**The request:** Transcribe every entry word for word. Skip the pictures.

**Excerpted records:**

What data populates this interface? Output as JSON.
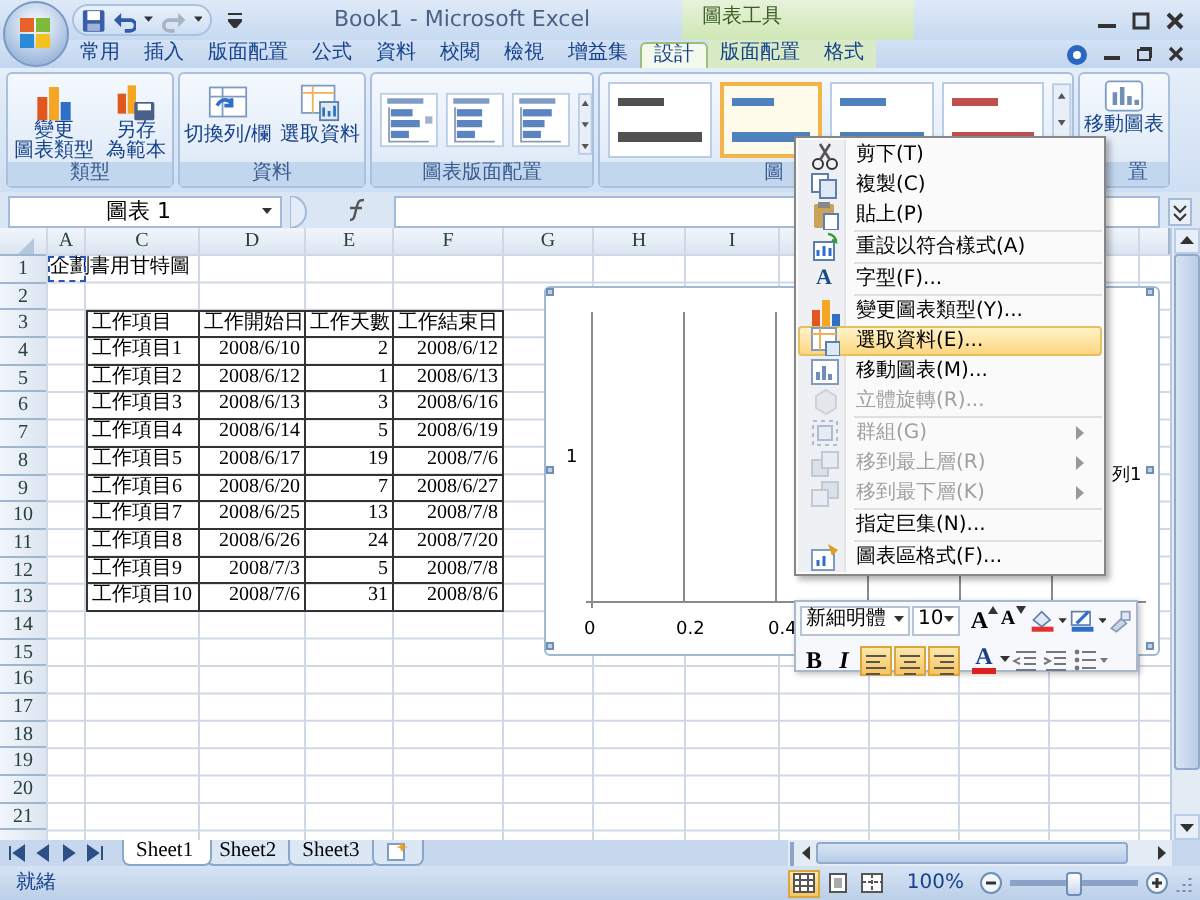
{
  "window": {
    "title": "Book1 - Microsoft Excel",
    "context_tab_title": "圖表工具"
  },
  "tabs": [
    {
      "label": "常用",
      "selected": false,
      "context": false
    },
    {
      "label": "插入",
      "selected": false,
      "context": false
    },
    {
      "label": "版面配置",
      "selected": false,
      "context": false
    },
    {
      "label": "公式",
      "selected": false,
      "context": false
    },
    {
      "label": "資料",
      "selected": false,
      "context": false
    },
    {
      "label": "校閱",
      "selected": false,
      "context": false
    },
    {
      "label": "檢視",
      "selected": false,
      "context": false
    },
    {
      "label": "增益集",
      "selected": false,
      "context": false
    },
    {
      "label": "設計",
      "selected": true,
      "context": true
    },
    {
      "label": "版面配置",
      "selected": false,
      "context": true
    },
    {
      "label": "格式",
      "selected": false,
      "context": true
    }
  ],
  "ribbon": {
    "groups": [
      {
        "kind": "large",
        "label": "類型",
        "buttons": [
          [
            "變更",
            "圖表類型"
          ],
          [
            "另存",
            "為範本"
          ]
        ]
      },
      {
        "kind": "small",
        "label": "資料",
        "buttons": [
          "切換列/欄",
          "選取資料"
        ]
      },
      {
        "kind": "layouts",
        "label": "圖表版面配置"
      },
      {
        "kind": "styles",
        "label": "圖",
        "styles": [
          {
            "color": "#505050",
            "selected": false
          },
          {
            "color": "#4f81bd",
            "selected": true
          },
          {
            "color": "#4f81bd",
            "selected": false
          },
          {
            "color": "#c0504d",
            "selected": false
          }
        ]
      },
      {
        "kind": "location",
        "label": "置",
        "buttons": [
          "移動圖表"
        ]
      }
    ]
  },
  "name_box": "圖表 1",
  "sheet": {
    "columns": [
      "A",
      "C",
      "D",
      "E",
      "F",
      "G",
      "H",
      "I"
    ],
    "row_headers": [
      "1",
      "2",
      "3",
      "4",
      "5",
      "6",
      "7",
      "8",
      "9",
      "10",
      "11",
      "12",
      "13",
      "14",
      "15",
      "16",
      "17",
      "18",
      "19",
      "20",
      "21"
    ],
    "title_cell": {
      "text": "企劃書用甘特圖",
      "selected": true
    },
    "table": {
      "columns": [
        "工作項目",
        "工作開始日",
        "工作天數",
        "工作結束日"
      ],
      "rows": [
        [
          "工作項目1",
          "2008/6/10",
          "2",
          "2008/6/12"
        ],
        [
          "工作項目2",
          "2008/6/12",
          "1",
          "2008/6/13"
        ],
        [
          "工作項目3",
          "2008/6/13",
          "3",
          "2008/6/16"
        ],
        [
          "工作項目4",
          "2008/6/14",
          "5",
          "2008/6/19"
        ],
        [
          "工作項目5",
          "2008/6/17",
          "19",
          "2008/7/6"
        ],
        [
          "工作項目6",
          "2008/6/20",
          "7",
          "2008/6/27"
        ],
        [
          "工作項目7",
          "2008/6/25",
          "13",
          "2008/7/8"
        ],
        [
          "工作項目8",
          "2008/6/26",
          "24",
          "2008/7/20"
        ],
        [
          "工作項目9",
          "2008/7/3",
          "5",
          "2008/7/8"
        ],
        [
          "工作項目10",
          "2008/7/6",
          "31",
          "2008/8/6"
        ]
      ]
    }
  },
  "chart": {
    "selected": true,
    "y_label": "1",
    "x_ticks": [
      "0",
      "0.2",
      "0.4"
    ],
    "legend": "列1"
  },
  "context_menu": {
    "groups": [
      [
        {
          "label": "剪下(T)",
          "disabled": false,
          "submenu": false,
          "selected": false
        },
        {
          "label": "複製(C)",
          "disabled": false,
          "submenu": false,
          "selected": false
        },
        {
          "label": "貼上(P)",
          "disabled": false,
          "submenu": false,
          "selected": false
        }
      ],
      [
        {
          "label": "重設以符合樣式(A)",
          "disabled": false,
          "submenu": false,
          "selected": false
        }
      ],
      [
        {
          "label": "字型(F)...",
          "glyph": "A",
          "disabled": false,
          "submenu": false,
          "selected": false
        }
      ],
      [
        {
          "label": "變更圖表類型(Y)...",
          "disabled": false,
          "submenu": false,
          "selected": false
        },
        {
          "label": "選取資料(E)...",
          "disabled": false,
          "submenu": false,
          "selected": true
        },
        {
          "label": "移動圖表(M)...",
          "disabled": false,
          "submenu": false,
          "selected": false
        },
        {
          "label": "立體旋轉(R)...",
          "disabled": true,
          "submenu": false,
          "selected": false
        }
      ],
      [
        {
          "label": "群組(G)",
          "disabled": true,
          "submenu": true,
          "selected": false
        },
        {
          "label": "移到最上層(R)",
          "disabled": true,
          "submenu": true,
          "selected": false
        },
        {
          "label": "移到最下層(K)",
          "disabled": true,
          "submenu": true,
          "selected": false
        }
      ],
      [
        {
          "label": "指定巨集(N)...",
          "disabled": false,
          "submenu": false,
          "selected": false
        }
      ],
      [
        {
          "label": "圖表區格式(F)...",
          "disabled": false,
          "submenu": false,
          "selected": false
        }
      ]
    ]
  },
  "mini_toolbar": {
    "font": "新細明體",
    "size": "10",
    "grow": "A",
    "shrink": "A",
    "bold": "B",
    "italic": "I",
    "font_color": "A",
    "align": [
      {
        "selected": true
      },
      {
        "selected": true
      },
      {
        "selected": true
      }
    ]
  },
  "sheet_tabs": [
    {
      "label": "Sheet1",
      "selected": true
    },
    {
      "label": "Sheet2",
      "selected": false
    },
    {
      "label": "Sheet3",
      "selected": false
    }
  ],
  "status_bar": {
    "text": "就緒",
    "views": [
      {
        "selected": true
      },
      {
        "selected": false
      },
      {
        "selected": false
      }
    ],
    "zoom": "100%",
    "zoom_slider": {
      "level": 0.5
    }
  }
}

**The response:**
What data populates this interface? Output as JSON.
{
  "window": {
    "title": "Book1 - Microsoft Excel",
    "context_tab_title": "圖表工具"
  },
  "tabs": [
    {
      "label": "常用",
      "selected": false,
      "context": false
    },
    {
      "label": "插入",
      "selected": false,
      "context": false
    },
    {
      "label": "版面配置",
      "selected": false,
      "context": false
    },
    {
      "label": "公式",
      "selected": false,
      "context": false
    },
    {
      "label": "資料",
      "selected": false,
      "context": false
    },
    {
      "label": "校閱",
      "selected": false,
      "context": false
    },
    {
      "label": "檢視",
      "selected": false,
      "context": false
    },
    {
      "label": "增益集",
      "selected": false,
      "context": false
    },
    {
      "label": "設計",
      "selected": true,
      "context": true
    },
    {
      "label": "版面配置",
      "selected": false,
      "context": true
    },
    {
      "label": "格式",
      "selected": false,
      "context": true
    }
  ],
  "ribbon": {
    "groups": [
      {
        "kind": "large",
        "label": "類型",
        "buttons": [
          [
            "變更",
            "圖表類型"
          ],
          [
            "另存",
            "為範本"
          ]
        ]
      },
      {
        "kind": "small",
        "label": "資料",
        "buttons": [
          "切換列/欄",
          "選取資料"
        ]
      },
      {
        "kind": "layouts",
        "label": "圖表版面配置"
      },
      {
        "kind": "styles",
        "label": "圖",
        "styles": [
          {
            "color": "#505050",
            "selected": false
          },
          {
            "color": "#4f81bd",
            "selected": true
          },
          {
            "color": "#4f81bd",
            "selected": false
          },
          {
            "color": "#c0504d",
            "selected": false
          }
        ]
      },
      {
        "kind": "location",
        "label": "置",
        "buttons": [
          "移動圖表"
        ]
      }
    ]
  },
  "name_box": "圖表 1",
  "sheet": {
    "columns": [
      "A",
      "C",
      "D",
      "E",
      "F",
      "G",
      "H",
      "I"
    ],
    "row_headers": [
      "1",
      "2",
      "3",
      "4",
      "5",
      "6",
      "7",
      "8",
      "9",
      "10",
      "11",
      "12",
      "13",
      "14",
      "15",
      "16",
      "17",
      "18",
      "19",
      "20",
      "21"
    ],
    "title_cell": {
      "text": "企劃書用甘特圖",
      "selected": true
    },
    "table": {
      "columns": [
        "工作項目",
        "工作開始日",
        "工作天數",
        "工作結束日"
      ],
      "rows": [
        [
          "工作項目1",
          "2008/6/10",
          "2",
          "2008/6/12"
        ],
        [
          "工作項目2",
          "2008/6/12",
          "1",
          "2008/6/13"
        ],
        [
          "工作項目3",
          "2008/6/13",
          "3",
          "2008/6/16"
        ],
        [
          "工作項目4",
          "2008/6/14",
          "5",
          "2008/6/19"
        ],
        [
          "工作項目5",
          "2008/6/17",
          "19",
          "2008/7/6"
        ],
        [
          "工作項目6",
          "2008/6/20",
          "7",
          "2008/6/27"
        ],
        [
          "工作項目7",
          "2008/6/25",
          "13",
          "2008/7/8"
        ],
        [
          "工作項目8",
          "2008/6/26",
          "24",
          "2008/7/20"
        ],
        [
          "工作項目9",
          "2008/7/3",
          "5",
          "2008/7/8"
        ],
        [
          "工作項目10",
          "2008/7/6",
          "31",
          "2008/8/6"
        ]
      ]
    }
  },
  "chart": {
    "selected": true,
    "y_label": "1",
    "x_ticks": [
      "0",
      "0.2",
      "0.4"
    ],
    "legend": "列1"
  },
  "context_menu": {
    "groups": [
      [
        {
          "label": "剪下(T)",
          "disabled": false,
          "submenu": false,
          "selected": false
        },
        {
          "label": "複製(C)",
          "disabled": false,
          "submenu": false,
          "selected": false
        },
        {
          "label": "貼上(P)",
          "disabled": false,
          "submenu": false,
          "selected": false
        }
      ],
      [
        {
          "label": "重設以符合樣式(A)",
          "disabled": false,
          "submenu": false,
          "selected": false
        }
      ],
      [
        {
          "label": "字型(F)...",
          "glyph": "A",
          "disabled": false,
          "submenu": false,
          "selected": false
        }
      ],
      [
        {
          "label": "變更圖表類型(Y)...",
          "disabled": false,
          "submenu": false,
          "selected": false
        },
        {
          "label": "選取資料(E)...",
          "disabled": false,
          "submenu": false,
          "selected": true
        },
        {
          "label": "移動圖表(M)...",
          "disabled": false,
          "submenu": false,
          "selected": false
        },
        {
          "label": "立體旋轉(R)...",
          "disabled": true,
          "submenu": false,
          "selected": false
        }
      ],
      [
        {
          "label": "群組(G)",
          "disabled": true,
          "submenu": true,
          "selected": false
        },
        {
          "label": "移到最上層(R)",
          "disabled": true,
          "submenu": true,
          "selected": false
        },
        {
          "label": "移到最下層(K)",
          "disabled": true,
          "submenu": true,
          "selected": false
        }
      ],
      [
        {
          "label": "指定巨集(N)...",
          "disabled": false,
          "submenu": false,
          "selected": false
        }
      ],
      [
        {
          "label": "圖表區格式(F)...",
          "disabled": false,
          "submenu": false,
          "selected": false
        }
      ]
    ]
  },
  "mini_toolbar": {
    "font": "新細明體",
    "size": "10",
    "grow": "A",
    "shrink": "A",
    "bold": "B",
    "italic": "I",
    "font_color": "A",
    "align": [
      {
        "selected": true
      },
      {
        "selected": true
      },
      {
        "selected": true
      }
    ]
  },
  "sheet_tabs": [
    {
      "label": "Sheet1",
      "selected": true
    },
    {
      "label": "Sheet2",
      "selected": false
    },
    {
      "label": "Sheet3",
      "selected": false
    }
  ],
  "status_bar": {
    "text": "就緒",
    "views": [
      {
        "selected": true
      },
      {
        "selected": false
      },
      {
        "selected": false
      }
    ],
    "zoom": "100%",
    "zoom_slider": {
      "level": 0.5
    }
  }
}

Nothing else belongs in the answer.